## RECORDS FOR PROCESSING

>> begin

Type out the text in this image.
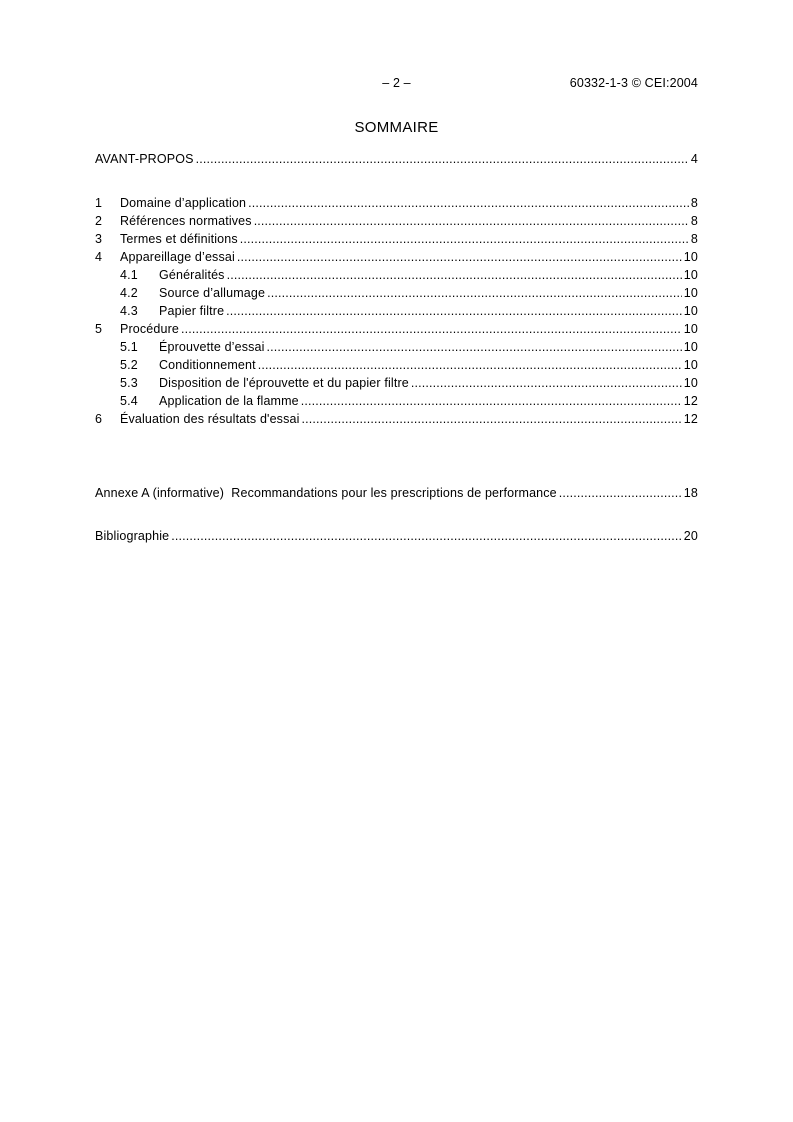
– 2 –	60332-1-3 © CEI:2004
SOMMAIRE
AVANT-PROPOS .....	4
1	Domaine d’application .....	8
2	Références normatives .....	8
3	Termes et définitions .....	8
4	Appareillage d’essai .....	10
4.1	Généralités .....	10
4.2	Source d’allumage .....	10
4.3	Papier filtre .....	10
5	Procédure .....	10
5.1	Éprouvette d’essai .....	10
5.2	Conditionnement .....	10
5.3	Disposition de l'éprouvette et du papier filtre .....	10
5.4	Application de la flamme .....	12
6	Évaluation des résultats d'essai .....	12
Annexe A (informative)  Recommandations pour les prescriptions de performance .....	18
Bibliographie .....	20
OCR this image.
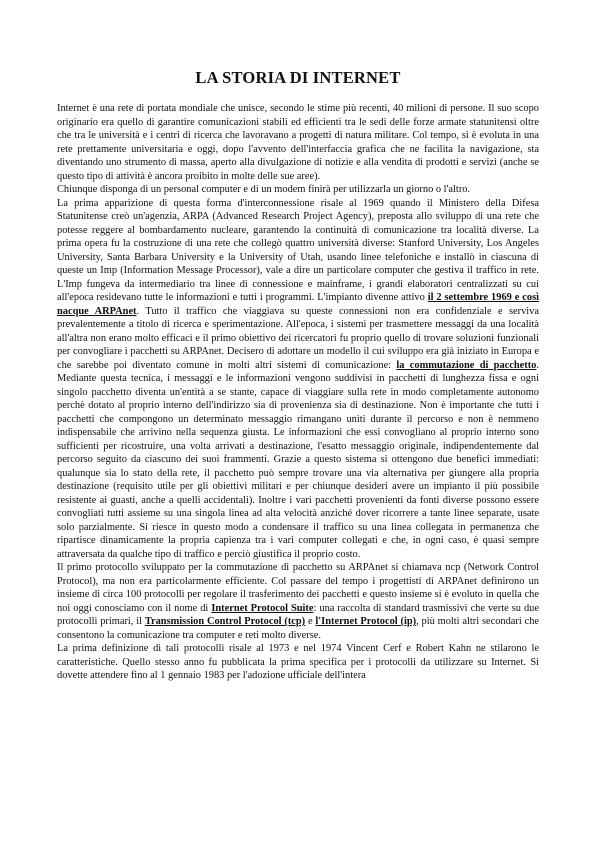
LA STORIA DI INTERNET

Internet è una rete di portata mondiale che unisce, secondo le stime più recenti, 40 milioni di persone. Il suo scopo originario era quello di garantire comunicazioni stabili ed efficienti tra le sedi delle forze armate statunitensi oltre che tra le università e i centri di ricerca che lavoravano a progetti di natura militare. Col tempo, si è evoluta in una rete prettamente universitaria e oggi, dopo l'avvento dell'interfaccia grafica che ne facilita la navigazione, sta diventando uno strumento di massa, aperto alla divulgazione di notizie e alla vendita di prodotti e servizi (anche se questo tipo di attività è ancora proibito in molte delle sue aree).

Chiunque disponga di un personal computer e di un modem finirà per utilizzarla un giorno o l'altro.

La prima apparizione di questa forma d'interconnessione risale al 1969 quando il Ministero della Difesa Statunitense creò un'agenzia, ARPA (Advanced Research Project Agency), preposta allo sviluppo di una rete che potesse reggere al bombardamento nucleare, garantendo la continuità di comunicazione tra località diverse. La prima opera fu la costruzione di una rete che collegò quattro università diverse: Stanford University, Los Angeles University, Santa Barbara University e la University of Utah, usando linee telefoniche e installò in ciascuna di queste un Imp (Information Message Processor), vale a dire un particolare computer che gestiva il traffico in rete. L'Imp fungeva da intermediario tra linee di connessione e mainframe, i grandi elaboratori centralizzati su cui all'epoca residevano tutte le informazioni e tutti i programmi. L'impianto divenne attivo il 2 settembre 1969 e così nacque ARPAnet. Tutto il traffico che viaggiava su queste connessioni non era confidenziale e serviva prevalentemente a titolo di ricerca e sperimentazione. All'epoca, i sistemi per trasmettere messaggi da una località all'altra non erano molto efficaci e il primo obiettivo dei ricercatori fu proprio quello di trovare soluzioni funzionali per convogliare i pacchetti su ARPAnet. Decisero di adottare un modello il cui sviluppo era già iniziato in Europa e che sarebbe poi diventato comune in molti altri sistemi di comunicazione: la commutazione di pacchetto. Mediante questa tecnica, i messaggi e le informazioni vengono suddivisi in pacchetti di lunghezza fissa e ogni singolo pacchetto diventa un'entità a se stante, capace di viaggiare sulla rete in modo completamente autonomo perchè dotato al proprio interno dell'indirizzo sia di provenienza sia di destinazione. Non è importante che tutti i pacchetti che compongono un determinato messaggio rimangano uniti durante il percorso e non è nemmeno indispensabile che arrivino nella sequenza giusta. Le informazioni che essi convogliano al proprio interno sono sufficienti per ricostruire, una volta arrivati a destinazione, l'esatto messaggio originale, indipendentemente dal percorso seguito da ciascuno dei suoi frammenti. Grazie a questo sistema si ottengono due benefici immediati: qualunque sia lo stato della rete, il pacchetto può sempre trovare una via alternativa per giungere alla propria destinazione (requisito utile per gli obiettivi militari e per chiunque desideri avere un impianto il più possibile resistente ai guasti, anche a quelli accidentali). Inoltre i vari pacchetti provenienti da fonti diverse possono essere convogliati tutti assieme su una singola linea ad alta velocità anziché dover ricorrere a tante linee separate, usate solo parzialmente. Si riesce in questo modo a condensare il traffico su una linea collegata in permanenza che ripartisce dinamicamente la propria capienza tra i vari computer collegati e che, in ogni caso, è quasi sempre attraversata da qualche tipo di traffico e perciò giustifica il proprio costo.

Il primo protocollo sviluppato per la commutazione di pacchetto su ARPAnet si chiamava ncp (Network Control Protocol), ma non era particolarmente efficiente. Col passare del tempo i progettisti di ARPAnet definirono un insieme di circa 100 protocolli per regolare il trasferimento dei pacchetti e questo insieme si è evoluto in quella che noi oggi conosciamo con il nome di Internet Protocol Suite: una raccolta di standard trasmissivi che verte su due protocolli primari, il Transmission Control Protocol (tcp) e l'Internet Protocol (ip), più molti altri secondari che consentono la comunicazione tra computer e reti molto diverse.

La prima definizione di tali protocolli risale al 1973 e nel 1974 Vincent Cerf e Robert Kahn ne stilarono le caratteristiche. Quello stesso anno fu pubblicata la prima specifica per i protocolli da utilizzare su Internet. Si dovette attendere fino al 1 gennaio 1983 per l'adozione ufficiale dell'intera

>> end

## TASK INSTRUCTIONS
Strip the images and reproduce the remaining records precisely.

## CORRECT RESULT
Type out the text in this image.
– 2 –	60332-1-3 © CEI:2004
SOMMAIRE
AVANT-PROPOS .....	4
1	Domaine d’application .....	8
2	Références normatives .....	8
3	Termes et définitions .....	8
4	Appareillage d’essai .....	10
4.1	Généralités .....	10
4.2	Source d’allumage .....	10
4.3	Papier filtre .....	10
5	Procédure .....	10
5.1	Éprouvette d’essai .....	10
5.2	Conditionnement .....	10
5.3	Disposition de l'éprouvette et du papier filtre .....	10
5.4	Application de la flamme .....	12
6	Évaluation des résultats d'essai .....	12
Annexe A (informative)  Recommandations pour les prescriptions de performance .....	18
Bibliographie .....	20
OCR this image.
LA STORIA DI INTERNET

Internet è una rete di portata mondiale che unisce, secondo le stime più recenti, 40 milioni di persone. Il suo scopo originario era quello di garantire comunicazioni stabili ed efficienti tra le sedi delle forze armate statunitensi oltre che tra le università e i centri di ricerca che lavoravano a progetti di natura militare. Col tempo, si è evoluta in una rete prettamente universitaria e oggi, dopo l'avvento dell'interfaccia grafica che ne facilita la navigazione, sta diventando uno strumento di massa, aperto alla divulgazione di notizie e alla vendita di prodotti e servizi (anche se questo tipo di attività è ancora proibito in molte delle sue aree).

Chiunque disponga di un personal computer e di un modem finirà per utilizzarla un giorno o l'altro.

La prima apparizione di questa forma d'interconnessione risale al 1969 quando il Ministero della Difesa Statunitense creò un'agenzia, ARPA (Advanced Research Project Agency), preposta allo sviluppo di una rete che potesse reggere al bombardamento nucleare, garantendo la continuità di comunicazione tra località diverse. La prima opera fu la costruzione di una rete che collegò quattro università diverse: Stanford University, Los Angeles University, Santa Barbara University e la University of Utah, usando linee telefoniche e installò in ciascuna di queste un Imp (Information Message Processor), vale a dire un particolare computer che gestiva il traffico in rete. L'Imp fungeva da intermediario tra linee di connessione e mainframe, i grandi elaboratori centralizzati su cui all'epoca residevano tutte le informazioni e tutti i programmi. L'impianto divenne attivo il 2 settembre 1969 e così nacque ARPAnet. Tutto il traffico che viaggiava su queste connessioni non era confidenziale e serviva prevalentemente a titolo di ricerca e sperimentazione. All'epoca, i sistemi per trasmettere messaggi da una località all'altra non erano molto efficaci e il primo obiettivo dei ricercatori fu proprio quello di trovare soluzioni funzionali per convogliare i pacchetti su ARPAnet. Decisero di adottare un modello il cui sviluppo era già iniziato in Europa e che sarebbe poi diventato comune in molti altri sistemi di comunicazione: la commutazione di pacchetto. Mediante questa tecnica, i messaggi e le informazioni vengono suddivisi in pacchetti di lunghezza fissa e ogni singolo pacchetto diventa un'entità a se stante, capace di viaggiare sulla rete in modo completamente autonomo perchè dotato al proprio interno dell'indirizzo sia di provenienza sia di destinazione. Non è importante che tutti i pacchetti che compongono un determinato messaggio rimangano uniti durante il percorso e non è nemmeno indispensabile che arrivino nella sequenza giusta. Le informazioni che essi convogliano al proprio interno sono sufficienti per ricostruire, una volta arrivati a destinazione, l'esatto messaggio originale, indipendentemente dal percorso seguito da ciascuno dei suoi frammenti. Grazie a questo sistema si ottengono due benefici immediati: qualunque sia lo stato della rete, il pacchetto può sempre trovare una via alternativa per giungere alla propria destinazione (requisito utile per gli obiettivi militari e per chiunque desideri avere un impianto il più possibile resistente ai guasti, anche a quelli accidentali). Inoltre i vari pacchetti provenienti da fonti diverse possono essere convogliati tutti assieme su una singola linea ad alta velocità anziché dover ricorrere a tante linee separate, usate solo parzialmente. Si riesce in questo modo a condensare il traffico su una linea collegata in permanenza che ripartisce dinamicamente la propria capienza tra i vari computer collegati e che, in ogni caso, è quasi sempre attraversata da qualche tipo di traffico e perciò giustifica il proprio costo.

Il primo protocollo sviluppato per la commutazione di pacchetto su ARPAnet si chiamava ncp (Network Control Protocol), ma non era particolarmente efficiente. Col passare del tempo i progettisti di ARPAnet definirono un insieme di circa 100 protocolli per regolare il trasferimento dei pacchetti e questo insieme si è evoluto in quella che noi oggi conosciamo con il nome di Internet Protocol Suite: una raccolta di standard trasmissivi che verte su due protocolli primari, il Transmission Control Protocol (tcp) e l'Internet Protocol (ip), più molti altri secondari che consentono la comunicazione tra computer e reti molto diverse.

La prima definizione di tali protocolli risale al 1973 e nel 1974 Vincent Cerf e Robert Kahn ne stilarono le caratteristiche. Quello stesso anno fu pubblicata la prima specifica per i protocolli da utilizzare su Internet. Si dovette attendere fino al 1 gennaio 1983 per l'adozione ufficiale dell'intera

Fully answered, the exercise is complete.